--- PROBLEM ---
Reproduce every entry in the listing without alteration.

Figure record listings
━━━━━━━━

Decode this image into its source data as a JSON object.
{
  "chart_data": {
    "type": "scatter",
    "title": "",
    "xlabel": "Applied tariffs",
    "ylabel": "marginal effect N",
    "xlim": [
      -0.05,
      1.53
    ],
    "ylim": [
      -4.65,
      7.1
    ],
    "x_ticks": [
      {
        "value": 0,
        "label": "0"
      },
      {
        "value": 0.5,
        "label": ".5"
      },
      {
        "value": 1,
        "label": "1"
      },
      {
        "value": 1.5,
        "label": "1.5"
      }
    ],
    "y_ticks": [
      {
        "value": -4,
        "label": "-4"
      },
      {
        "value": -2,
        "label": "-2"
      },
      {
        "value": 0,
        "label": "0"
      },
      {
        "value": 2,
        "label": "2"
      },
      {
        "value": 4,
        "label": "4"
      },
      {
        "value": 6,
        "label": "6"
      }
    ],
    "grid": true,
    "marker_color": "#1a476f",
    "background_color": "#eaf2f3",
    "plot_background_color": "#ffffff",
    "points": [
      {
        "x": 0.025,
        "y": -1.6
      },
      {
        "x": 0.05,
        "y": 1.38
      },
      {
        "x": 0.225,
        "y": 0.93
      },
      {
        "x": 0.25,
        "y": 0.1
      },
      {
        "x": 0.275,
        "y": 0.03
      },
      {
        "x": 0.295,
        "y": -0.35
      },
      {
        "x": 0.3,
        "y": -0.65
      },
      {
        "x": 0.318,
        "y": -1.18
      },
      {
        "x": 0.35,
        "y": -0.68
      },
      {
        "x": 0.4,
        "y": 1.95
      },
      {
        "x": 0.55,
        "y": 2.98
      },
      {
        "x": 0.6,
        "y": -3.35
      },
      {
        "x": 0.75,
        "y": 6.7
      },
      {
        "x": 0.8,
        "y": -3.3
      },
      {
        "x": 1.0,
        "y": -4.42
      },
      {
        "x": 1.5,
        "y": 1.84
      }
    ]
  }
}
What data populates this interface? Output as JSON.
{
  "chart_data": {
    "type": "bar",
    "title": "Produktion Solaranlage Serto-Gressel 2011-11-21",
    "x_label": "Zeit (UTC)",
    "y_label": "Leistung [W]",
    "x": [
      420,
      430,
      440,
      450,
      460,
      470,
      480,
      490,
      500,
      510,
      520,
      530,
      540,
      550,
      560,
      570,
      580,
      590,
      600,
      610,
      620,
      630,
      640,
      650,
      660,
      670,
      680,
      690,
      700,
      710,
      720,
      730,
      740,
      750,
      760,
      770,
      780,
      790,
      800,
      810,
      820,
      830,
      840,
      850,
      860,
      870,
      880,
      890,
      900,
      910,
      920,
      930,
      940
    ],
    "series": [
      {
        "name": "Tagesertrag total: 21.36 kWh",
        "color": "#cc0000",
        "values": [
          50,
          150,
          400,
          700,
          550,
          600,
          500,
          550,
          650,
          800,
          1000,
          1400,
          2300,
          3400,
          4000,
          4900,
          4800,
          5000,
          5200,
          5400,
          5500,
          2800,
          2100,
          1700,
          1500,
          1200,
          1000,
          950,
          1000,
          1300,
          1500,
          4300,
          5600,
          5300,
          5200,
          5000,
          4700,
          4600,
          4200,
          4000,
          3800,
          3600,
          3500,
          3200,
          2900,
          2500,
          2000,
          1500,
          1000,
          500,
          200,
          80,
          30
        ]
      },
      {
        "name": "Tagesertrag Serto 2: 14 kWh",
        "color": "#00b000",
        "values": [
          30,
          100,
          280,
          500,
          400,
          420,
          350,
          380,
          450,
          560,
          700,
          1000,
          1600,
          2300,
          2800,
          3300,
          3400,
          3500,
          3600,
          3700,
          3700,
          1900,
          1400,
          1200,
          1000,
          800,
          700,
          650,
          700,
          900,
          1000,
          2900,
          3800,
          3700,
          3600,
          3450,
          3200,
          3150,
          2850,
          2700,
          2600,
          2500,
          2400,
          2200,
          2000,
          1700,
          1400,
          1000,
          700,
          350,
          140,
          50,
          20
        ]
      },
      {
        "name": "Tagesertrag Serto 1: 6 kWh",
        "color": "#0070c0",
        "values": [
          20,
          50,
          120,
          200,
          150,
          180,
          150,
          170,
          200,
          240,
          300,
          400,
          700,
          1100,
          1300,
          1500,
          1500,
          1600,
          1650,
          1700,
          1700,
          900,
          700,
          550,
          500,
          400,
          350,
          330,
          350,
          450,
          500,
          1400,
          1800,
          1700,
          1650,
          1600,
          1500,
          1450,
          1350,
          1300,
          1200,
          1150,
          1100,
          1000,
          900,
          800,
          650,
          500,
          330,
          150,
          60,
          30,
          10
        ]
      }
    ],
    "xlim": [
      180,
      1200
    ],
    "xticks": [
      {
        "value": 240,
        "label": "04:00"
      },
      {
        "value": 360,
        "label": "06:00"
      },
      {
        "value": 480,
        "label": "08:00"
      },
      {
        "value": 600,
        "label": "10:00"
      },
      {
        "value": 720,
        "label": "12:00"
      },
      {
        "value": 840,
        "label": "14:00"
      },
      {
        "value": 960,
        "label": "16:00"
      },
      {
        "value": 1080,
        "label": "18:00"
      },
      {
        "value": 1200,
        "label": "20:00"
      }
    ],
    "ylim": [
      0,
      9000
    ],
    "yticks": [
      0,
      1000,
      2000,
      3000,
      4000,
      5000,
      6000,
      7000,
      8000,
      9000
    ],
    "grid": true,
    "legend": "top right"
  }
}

━━━━━━━━

--- RESULT BELOW ---
Decode this image into its source data as a JSON object.
{
  "chart_data": {
    "type": "scatter",
    "title": "",
    "xlabel": "Applied tariffs",
    "ylabel": "marginal effect N",
    "xlim": [
      -0.05,
      1.53
    ],
    "ylim": [
      -4.65,
      7.1
    ],
    "x_ticks": [
      {
        "value": 0,
        "label": "0"
      },
      {
        "value": 0.5,
        "label": ".5"
      },
      {
        "value": 1,
        "label": "1"
      },
      {
        "value": 1.5,
        "label": "1.5"
      }
    ],
    "y_ticks": [
      {
        "value": -4,
        "label": "-4"
      },
      {
        "value": -2,
        "label": "-2"
      },
      {
        "value": 0,
        "label": "0"
      },
      {
        "value": 2,
        "label": "2"
      },
      {
        "value": 4,
        "label": "4"
      },
      {
        "value": 6,
        "label": "6"
      }
    ],
    "grid": true,
    "marker_color": "#1a476f",
    "background_color": "#eaf2f3",
    "plot_background_color": "#ffffff",
    "points": [
      {
        "x": 0.025,
        "y": -1.6
      },
      {
        "x": 0.05,
        "y": 1.38
      },
      {
        "x": 0.225,
        "y": 0.93
      },
      {
        "x": 0.25,
        "y": 0.1
      },
      {
        "x": 0.275,
        "y": 0.03
      },
      {
        "x": 0.295,
        "y": -0.35
      },
      {
        "x": 0.3,
        "y": -0.65
      },
      {
        "x": 0.318,
        "y": -1.18
      },
      {
        "x": 0.35,
        "y": -0.68
      },
      {
        "x": 0.4,
        "y": 1.95
      },
      {
        "x": 0.55,
        "y": 2.98
      },
      {
        "x": 0.6,
        "y": -3.35
      },
      {
        "x": 0.75,
        "y": 6.7
      },
      {
        "x": 0.8,
        "y": -3.3
      },
      {
        "x": 1.0,
        "y": -4.42
      },
      {
        "x": 1.5,
        "y": 1.84
      }
    ]
  }
}
What data populates this interface? Output as JSON.
{
  "chart_data": {
    "type": "bar",
    "title": "Produktion Solaranlage Serto-Gressel 2011-11-21",
    "x_label": "Zeit (UTC)",
    "y_label": "Leistung [W]",
    "x": [
      420,
      430,
      440,
      450,
      460,
      470,
      480,
      490,
      500,
      510,
      520,
      530,
      540,
      550,
      560,
      570,
      580,
      590,
      600,
      610,
      620,
      630,
      640,
      650,
      660,
      670,
      680,
      690,
      700,
      710,
      720,
      730,
      740,
      750,
      760,
      770,
      780,
      790,
      800,
      810,
      820,
      830,
      840,
      850,
      860,
      870,
      880,
      890,
      900,
      910,
      920,
      930,
      940
    ],
    "series": [
      {
        "name": "Tagesertrag total: 21.36 kWh",
        "color": "#cc0000",
        "values": [
          50,
          150,
          400,
          700,
          550,
          600,
          500,
          550,
          650,
          800,
          1000,
          1400,
          2300,
          3400,
          4000,
          4900,
          4800,
          5000,
          5200,
          5400,
          5500,
          2800,
          2100,
          1700,
          1500,
          1200,
          1000,
          950,
          1000,
          1300,
          1500,
          4300,
          5600,
          5300,
          5200,
          5000,
          4700,
          4600,
          4200,
          4000,
          3800,
          3600,
          3500,
          3200,
          2900,
          2500,
          2000,
          1500,
          1000,
          500,
          200,
          80,
          30
        ]
      },
      {
        "name": "Tagesertrag Serto 2: 14 kWh",
        "color": "#00b000",
        "values": [
          30,
          100,
          280,
          500,
          400,
          420,
          350,
          380,
          450,
          560,
          700,
          1000,
          1600,
          2300,
          2800,
          3300,
          3400,
          3500,
          3600,
          3700,
          3700,
          1900,
          1400,
          1200,
          1000,
          800,
          700,
          650,
          700,
          900,
          1000,
          2900,
          3800,
          3700,
          3600,
          3450,
          3200,
          3150,
          2850,
          2700,
          2600,
          2500,
          2400,
          2200,
          2000,
          1700,
          1400,
          1000,
          700,
          350,
          140,
          50,
          20
        ]
      },
      {
        "name": "Tagesertrag Serto 1: 6 kWh",
        "color": "#0070c0",
        "values": [
          20,
          50,
          120,
          200,
          150,
          180,
          150,
          170,
          200,
          240,
          300,
          400,
          700,
          1100,
          1300,
          1500,
          1500,
          1600,
          1650,
          1700,
          1700,
          900,
          700,
          550,
          500,
          400,
          350,
          330,
          350,
          450,
          500,
          1400,
          1800,
          1700,
          1650,
          1600,
          1500,
          1450,
          1350,
          1300,
          1200,
          1150,
          1100,
          1000,
          900,
          800,
          650,
          500,
          330,
          150,
          60,
          30,
          10
        ]
      }
    ],
    "xlim": [
      180,
      1200
    ],
    "xticks": [
      {
        "value": 240,
        "label": "04:00"
      },
      {
        "value": 360,
        "label": "06:00"
      },
      {
        "value": 480,
        "label": "08:00"
      },
      {
        "value": 600,
        "label": "10:00"
      },
      {
        "value": 720,
        "label": "12:00"
      },
      {
        "value": 840,
        "label": "14:00"
      },
      {
        "value": 960,
        "label": "16:00"
      },
      {
        "value": 1080,
        "label": "18:00"
      },
      {
        "value": 1200,
        "label": "20:00"
      }
    ],
    "ylim": [
      0,
      9000
    ],
    "yticks": [
      0,
      1000,
      2000,
      3000,
      4000,
      5000,
      6000,
      7000,
      8000,
      9000
    ],
    "grid": true,
    "legend": "top right"
  }
}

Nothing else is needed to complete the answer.